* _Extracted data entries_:
--------------------
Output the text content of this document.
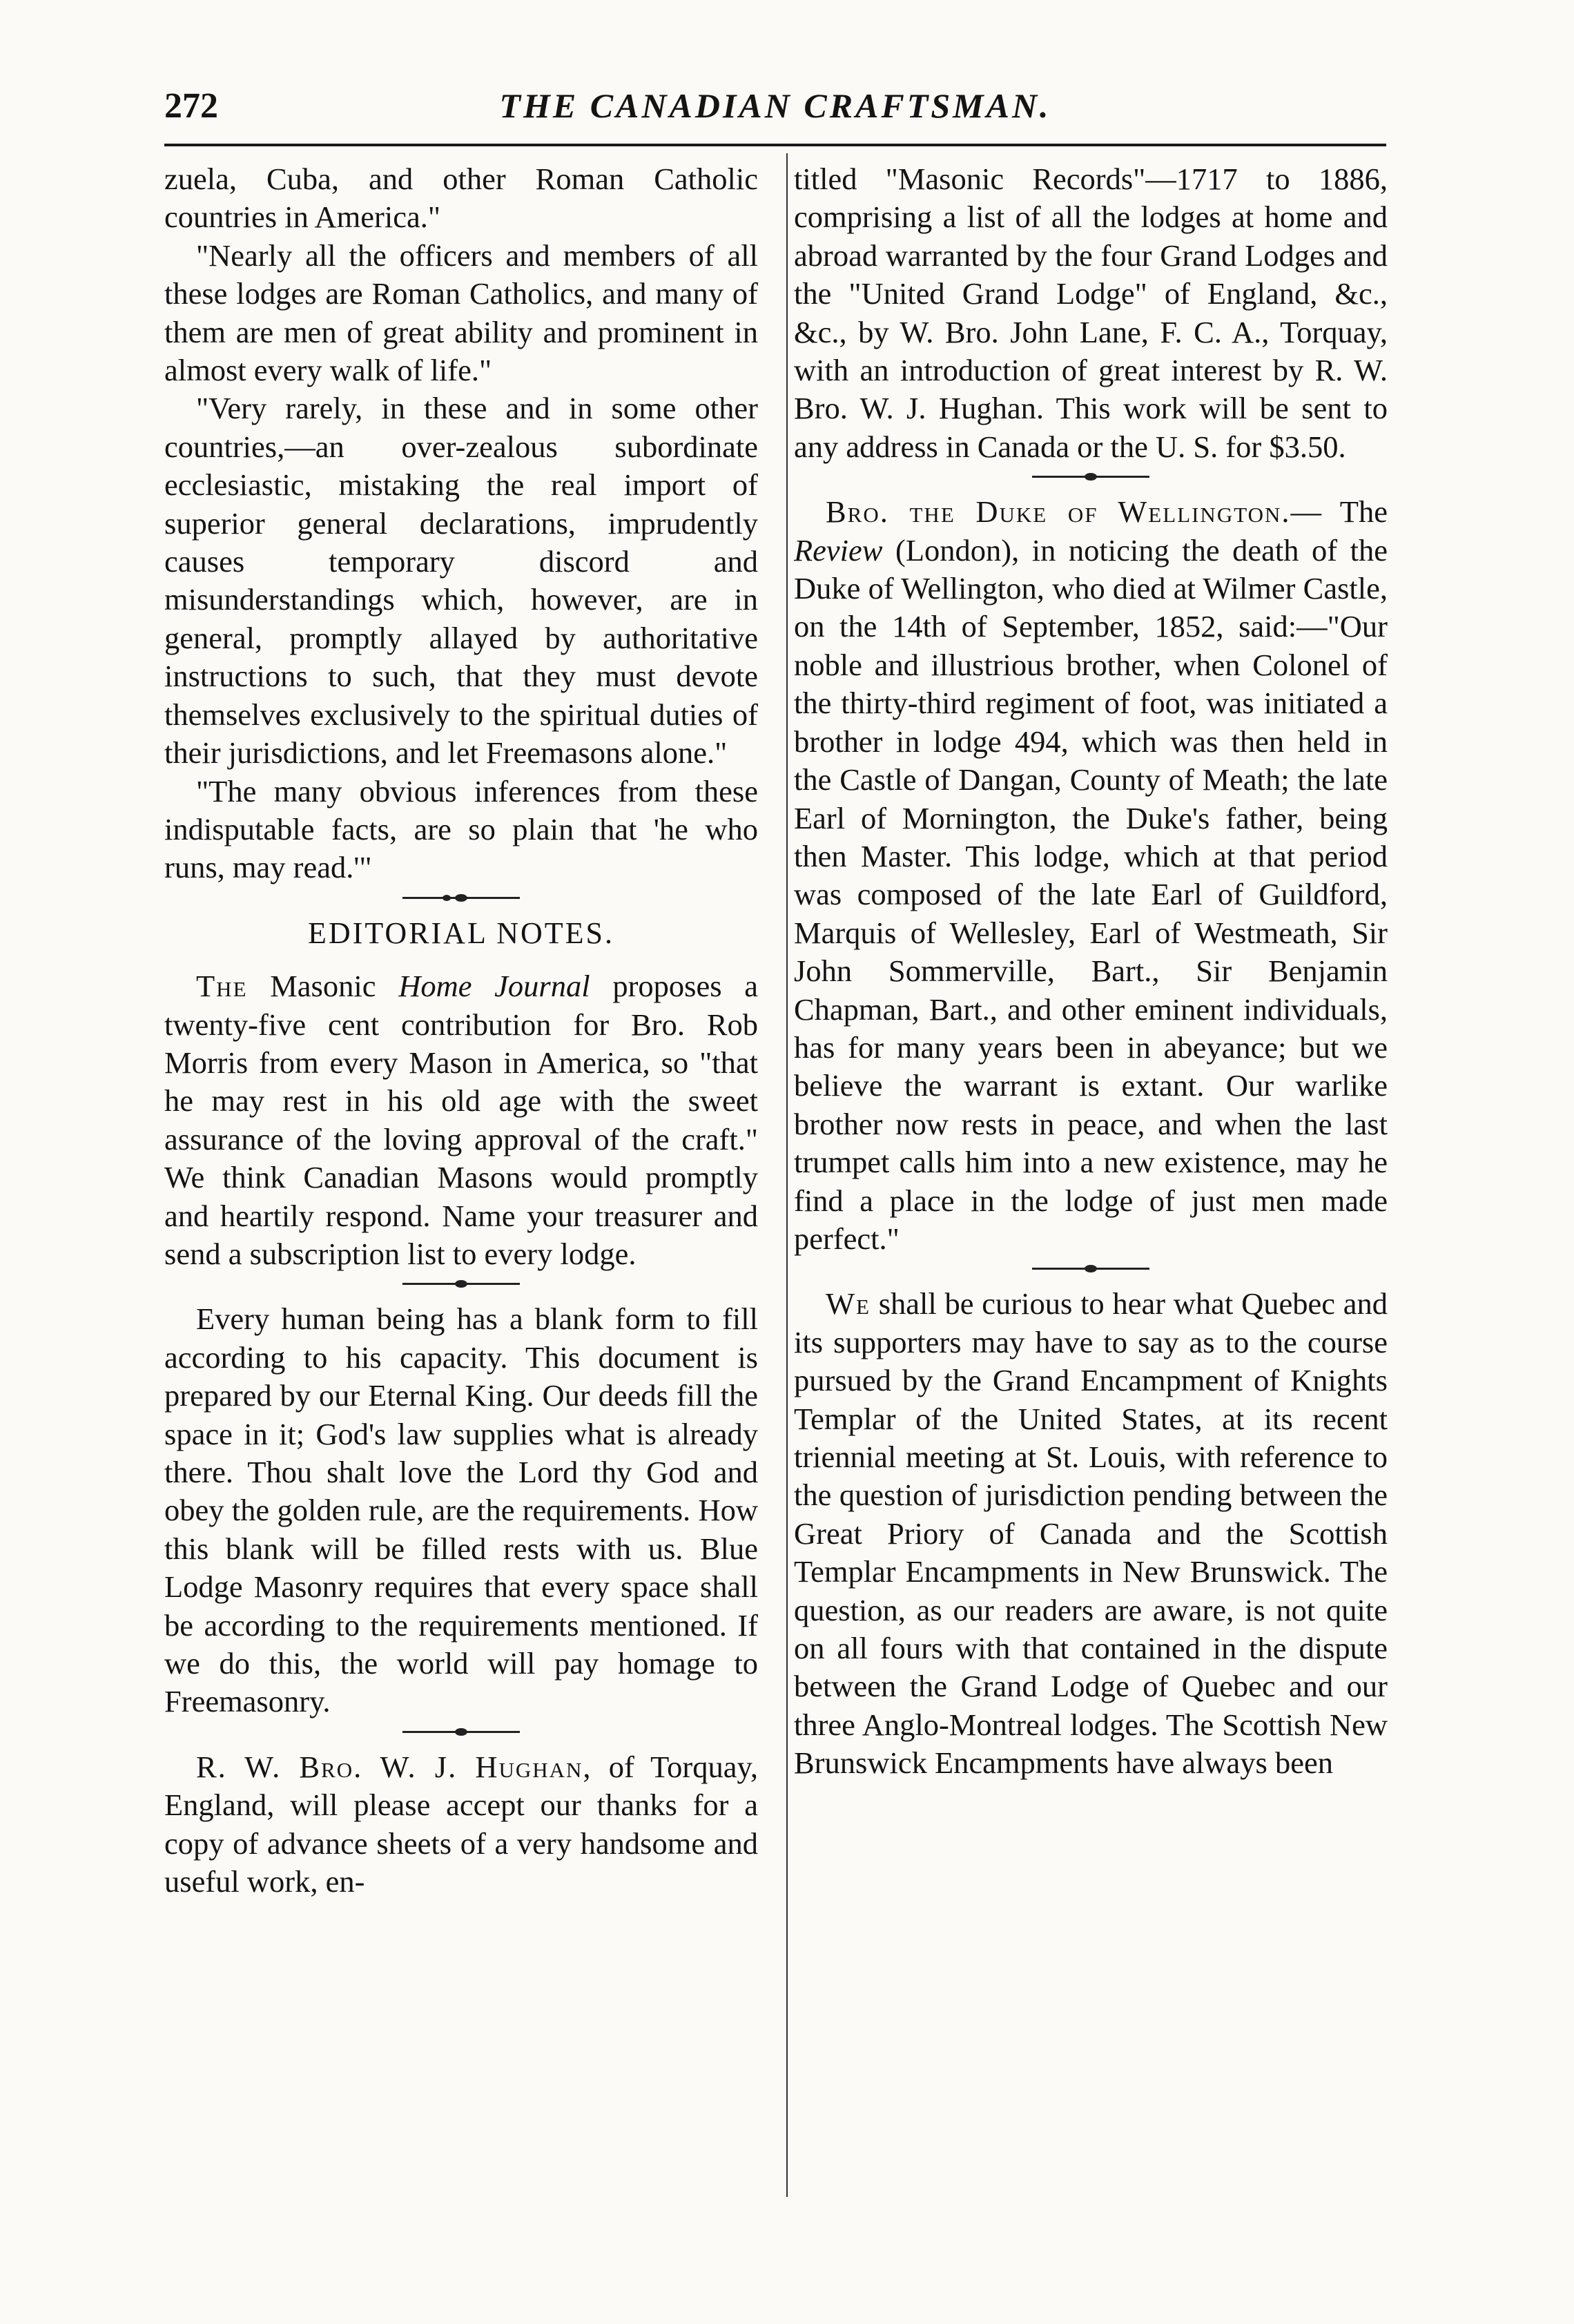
272	THE CANADIAN CRAFTSMAN.

zuela, Cuba, and other Roman Catholic countries in America."

"Nearly all the officers and members of all these lodges are Roman Catholics, and many of them are men of great ability and prominent in almost every walk of life."

"Very rarely, in these and in some other countries,—an over-zealous subordinate ecclesiastic, mistaking the real import of superior general declarations, imprudently causes temporary discord and misunderstandings which, however, are in general, promptly allayed by authoritative instructions to such, that they must devote themselves exclusively to the spiritual duties of their jurisdictions, and let Freemasons alone."

"The many obvious inferences from these indisputable facts, are so plain that 'he who runs, may read.'"

EDITORIAL NOTES.

The Masonic Home Journal proposes a twenty-five cent contribution for Bro. Rob Morris from every Mason in America, so "that he may rest in his old age with the sweet assurance of the loving approval of the craft." We think Canadian Masons would promptly and heartily respond. Name your treasurer and send a subscription list to every lodge.

Every human being has a blank form to fill according to his capacity. This document is prepared by our Eternal King. Our deeds fill the space in it; God's law supplies what is already there. Thou shalt love the Lord thy God and obey the golden rule, are the requirements. How this blank will be filled rests with us. Blue Lodge Masonry requires that every space shall be according to the requirements mentioned. If we do this, the world will pay homage to Freemasonry.

R. W. Bro. W. J. Hughan, of Torquay, England, will please accept our thanks for a copy of advance sheets of a very handsome and useful work, en-

titled "Masonic Records"—1717 to 1886, comprising a list of all the lodges at home and abroad warranted by the four Grand Lodges and the "United Grand Lodge" of England, &c., &c., by W. Bro. John Lane, F. C. A., Torquay, with an introduction of great interest by R. W. Bro. W. J. Hughan. This work will be sent to any address in Canada or the U. S. for $3.50.

Bro. the Duke of Wellington.— The Review (London), in noticing the death of the Duke of Wellington, who died at Wilmer Castle, on the 14th of September, 1852, said:—"Our noble and illustrious brother, when Colonel of the thirty-third regiment of foot, was initiated a brother in lodge 494, which was then held in the Castle of Dangan, County of Meath; the late Earl of Mornington, the Duke's father, being then Master. This lodge, which at that period was composed of the late Earl of Guildford, Marquis of Wellesley, Earl of Westmeath, Sir John Sommerville, Bart., Sir Benjamin Chapman, Bart., and other eminent individuals, has for many years been in abeyance; but we believe the warrant is extant. Our warlike brother now rests in peace, and when the last trumpet calls him into a new existence, may he find a place in the lodge of just men made perfect."

We shall be curious to hear what Quebec and its supporters may have to say as to the course pursued by the Grand Encampment of Knights Templar of the United States, at its recent triennial meeting at St. Louis, with reference to the question of jurisdiction pending between the Great Priory of Canada and the Scottish Templar Encampments in New Brunswick. The question, as our readers are aware, is not quite on all fours with that contained in the dispute between the Grand Lodge of Quebec and our three Anglo-Montreal lodges. The Scottish New Brunswick Encampments have always been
--------------------
* _WHAT YOU SHOULD DO_: Where a line above includes "Roman", copy that line.

* _RESPONSE TO THIS EXERCISE_:
zuela, Cuba, and other Roman Catholic countries in America."
"Nearly all the officers and members of all these lodges are Roman Catholics, and many of them are men of great ability and prominent in almost every walk of life."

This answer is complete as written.